### Dataset

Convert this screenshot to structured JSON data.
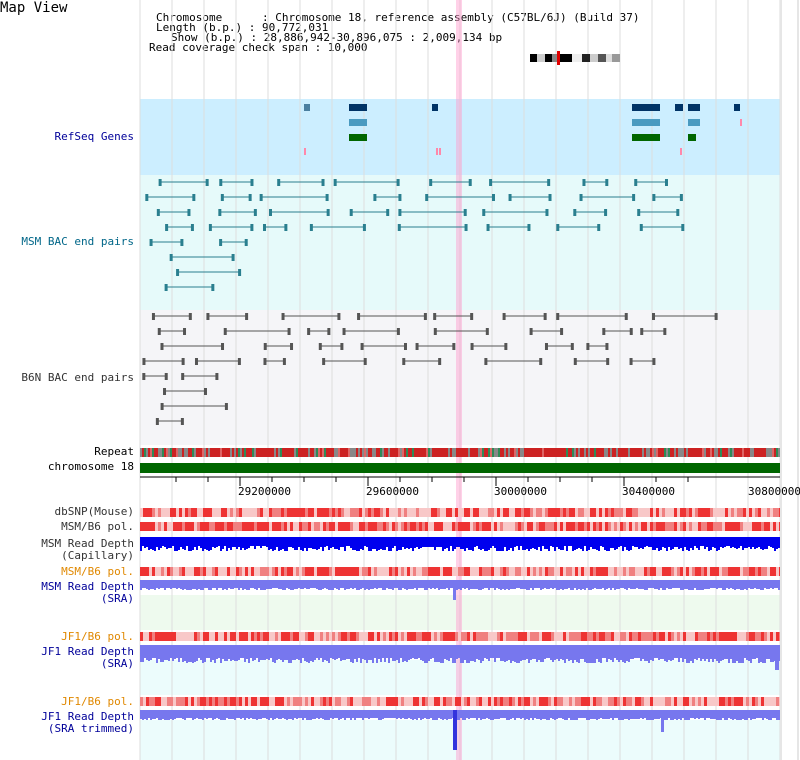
{
  "header": {
    "title": "Map View",
    "info_lines": [
      "Chromosome      : Chromosome 18, reference assembly (C57BL/6J) (Build 37)",
      "Length (b.p.) : 90,772,031",
      "Show (b.p.) : 28,886,942-30,896,075 : 2,009,134 bp",
      "Read coverage check span : 10,000"
    ]
  },
  "tracks": {
    "refseq": "RefSeq Genes",
    "msm_bac": "MSM BAC end pairs",
    "b6n_bac": "B6N BAC end pairs",
    "repeat": "Repeat",
    "chromosome": "chromosome 18",
    "dbsnp": "dbSNP(Mouse)",
    "msm_b6_pol": "MSM/B6 pol.",
    "msm_read_depth_cap": "MSM Read Depth\n(Capillary)",
    "msm_b6_pol_2": "MSM/B6 pol.",
    "msm_read_depth_sra": "MSM Read Depth\n(SRA)",
    "jf1_b6_pol": "JF1/B6 pol.",
    "jf1_read_depth_sra": "JF1 Read Depth\n(SRA)",
    "jf1_b6_pol_2": "JF1/B6 pol.",
    "jf1_read_depth_trimmed": "JF1 Read Depth\n(SRA trimmed)"
  },
  "axis": {
    "ticks": [
      "29200000",
      "29600000",
      "30000000",
      "30400000",
      "30800000"
    ]
  },
  "colors": {
    "label_dark": "#333333",
    "label_blue": "#000099",
    "label_teal": "#006688",
    "label_orange": "#e08800",
    "refseq_bg": "#cceeff",
    "msm_bac_bg": "#e6fafa",
    "b6n_bac_bg": "#f5f5f8",
    "highlight": "#ff99cc",
    "chromosome_bar": "#006600",
    "read_depth_cap": "#0000ee",
    "read_depth_sra": "#7777ee"
  }
}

######

Give the records again exactly, minus the pictures.

■ **Solution to this task**:
Convert this screenshot to structured JSON data.
{
  "header": {
    "title": "Map View",
    "info_lines": [
      "Chromosome      : Chromosome 18, reference assembly (C57BL/6J) (Build 37)",
      "Length (b.p.) : 90,772,031",
      "Show (b.p.) : 28,886,942-30,896,075 : 2,009,134 bp",
      "Read coverage check span : 10,000"
    ]
  },
  "tracks": {
    "refseq": "RefSeq Genes",
    "msm_bac": "MSM BAC end pairs",
    "b6n_bac": "B6N BAC end pairs",
    "repeat": "Repeat",
    "chromosome": "chromosome 18",
    "dbsnp": "dbSNP(Mouse)",
    "msm_b6_pol": "MSM/B6 pol.",
    "msm_read_depth_cap": "MSM Read Depth\n(Capillary)",
    "msm_b6_pol_2": "MSM/B6 pol.",
    "msm_read_depth_sra": "MSM Read Depth\n(SRA)",
    "jf1_b6_pol": "JF1/B6 pol.",
    "jf1_read_depth_sra": "JF1 Read Depth\n(SRA)",
    "jf1_b6_pol_2": "JF1/B6 pol.",
    "jf1_read_depth_trimmed": "JF1 Read Depth\n(SRA trimmed)"
  },
  "axis": {
    "ticks": [
      "29200000",
      "29600000",
      "30000000",
      "30400000",
      "30800000"
    ]
  },
  "colors": {
    "label_dark": "#333333",
    "label_blue": "#000099",
    "label_teal": "#006688",
    "label_orange": "#e08800",
    "refseq_bg": "#cceeff",
    "msm_bac_bg": "#e6fafa",
    "b6n_bac_bg": "#f5f5f8",
    "highlight": "#ff99cc",
    "chromosome_bar": "#006600",
    "read_depth_cap": "#0000ee",
    "read_depth_sra": "#7777ee"
  }
}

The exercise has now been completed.